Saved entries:
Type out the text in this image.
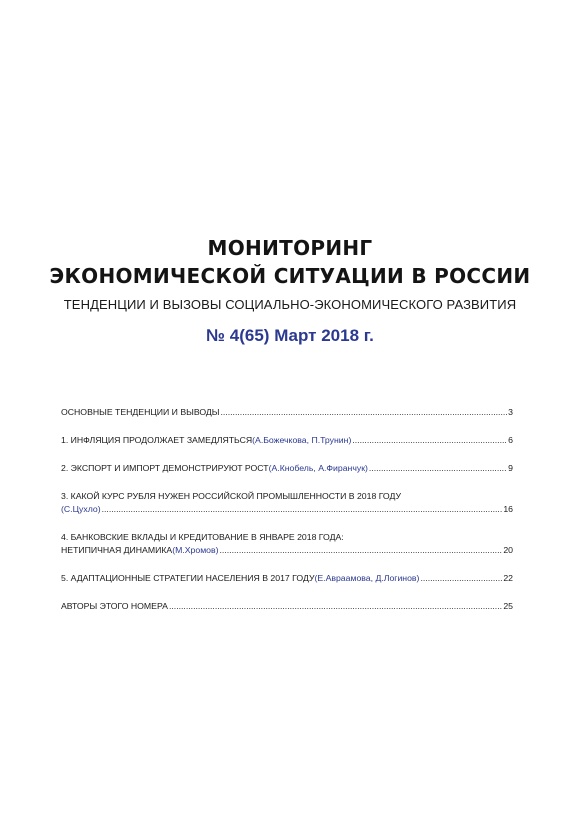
МОНИТОРИНГ
ЭКОНОМИЧЕСКОЙ СИТУАЦИИ В РОССИИ
ТЕНДЕНЦИИ И ВЫЗОВЫ СОЦИАЛЬНО-ЭКОНОМИЧЕСКОГО РАЗВИТИЯ
№ 4(65) Март 2018 г.
ОСНОВНЫЕ ТЕНДЕНЦИИ И ВЫВОДЫ .....	3
1. ИНФЛЯЦИЯ ПРОДОЛЖАЕТ ЗАМЕДЛЯТЬСЯ (А.Божечкова, П.Трунин) .....	6
2. ЭКСПОРТ И ИМПОРТ ДЕМОНСТРИРУЮТ РОСТ (А.Кнобель, А.Фиранчук) .....	9
3. КАКОЙ КУРС РУБЛЯ НУЖЕН РОССИЙСКОЙ ПРОМЫШЛЕННОСТИ В 2018 ГОДУ
(С.Цухло) .....	16
4. БАНКОВСКИЕ ВКЛАДЫ И КРЕДИТОВАНИЕ В ЯНВАРЕ 2018 ГОДА:
НЕТИПИЧНАЯ ДИНАМИКА (М.Хромов) .....	20
5. АДАПТАЦИОННЫЕ СТРАТЕГИИ НАСЕЛЕНИЯ В 2017 ГОДУ (Е.Авраамова, Д.Логинов) .....	22
АВТОРЫ ЭТОГО НОМЕРА .....	25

**PROBLEM REQUIREMENTS**
Leave out the pictures, and give all the records again exactly.

**ANSWER BELOW**
Type out the text in this image.
МОНИТОРИНГ
ЭКОНОМИЧЕСКОЙ СИТУАЦИИ В РОССИИ
ТЕНДЕНЦИИ И ВЫЗОВЫ СОЦИАЛЬНО-ЭКОНОМИЧЕСКОГО РАЗВИТИЯ
№ 4(65) Март 2018 г.
ОСНОВНЫЕ ТЕНДЕНЦИИ И ВЫВОДЫ .....	3
1. ИНФЛЯЦИЯ ПРОДОЛЖАЕТ ЗАМЕДЛЯТЬСЯ (А.Божечкова, П.Трунин) .....	6
2. ЭКСПОРТ И ИМПОРТ ДЕМОНСТРИРУЮТ РОСТ (А.Кнобель, А.Фиранчук) .....	9
3. КАКОЙ КУРС РУБЛЯ НУЖЕН РОССИЙСКОЙ ПРОМЫШЛЕННОСТИ В 2018 ГОДУ
(С.Цухло) .....	16
4. БАНКОВСКИЕ ВКЛАДЫ И КРЕДИТОВАНИЕ В ЯНВАРЕ 2018 ГОДА:
НЕТИПИЧНАЯ ДИНАМИКА (М.Хромов) .....	20
5. АДАПТАЦИОННЫЕ СТРАТЕГИИ НАСЕЛЕНИЯ В 2017 ГОДУ (Е.Авраамова, Д.Логинов) .....	22
АВТОРЫ ЭТОГО НОМЕРА .....	25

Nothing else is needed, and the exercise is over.